Gegeven tekst:
####
Ministerie van Onderwijs, Cultuur en Wetenschap

De voorzitter van de Tweede Kamer der Staten Generaal Postbus 20018
2500 EA DEN HAAG

Den Haag Ons kenmerk
19 november 2008 MLB/M/78419

Onderwerp
Televisiereclame voor sekslijnen

Enkele commerciële televisiezenders zenden laat in de avond reclame uit voor telefoondiensten met een erotisch karakter, ook wel sekslijnen genoemd. In de Tweede Kamer is aangevoerd dat dergelijke reclame soms misleidend is; het zou onvoldoende duidelijk zijn welke dienst mensen precies afnemen en tegen welke kosten (Tweede Kamer, 2006-2007, Aanhangsel van de Handelingen, 1554). Televisiereclame voor sekslijnen is verder controversieel vanwege mogelijke nadelige invloed op minderjarigen. De spotjes tonen vrouwen als lustobject die tegen betaling erotische diensten aanbieden. Minderjarigen kunnen daaraan een verkeerd voorbeeld nemen, uiteraard afhankelijk van de opvoeding en begeleiding die zij thuis krijgen.
####
Brongegevens:
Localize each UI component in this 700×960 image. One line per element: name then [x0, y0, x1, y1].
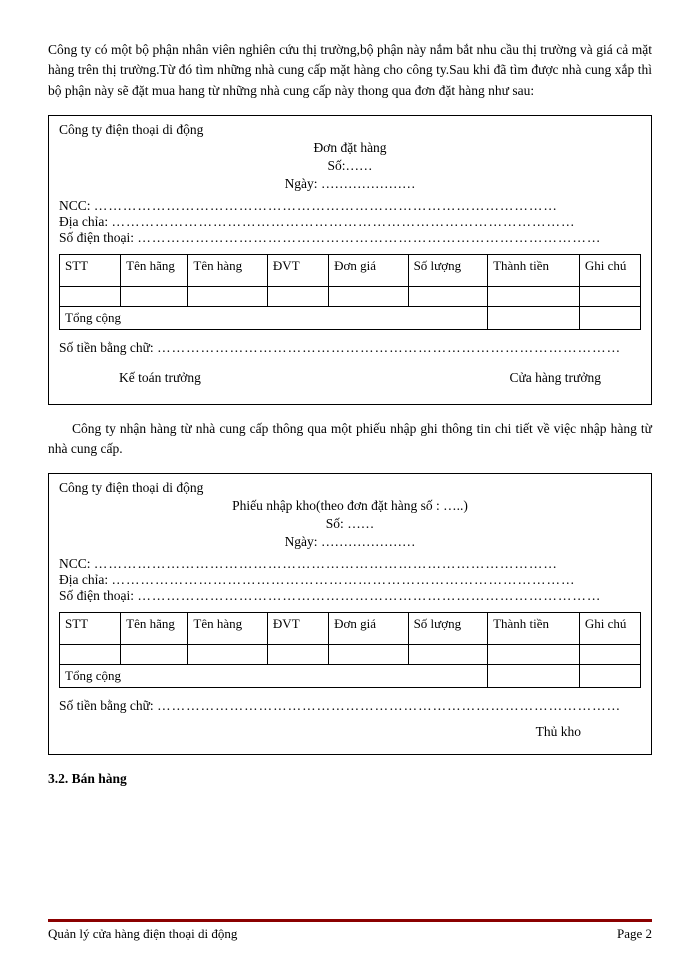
####
Noem alsjeblieft alle jaartallen die in de gegeven tekst voorkomen, in de volgorde waarin ze staan.

Uitwerking: 2008, 2006, 2007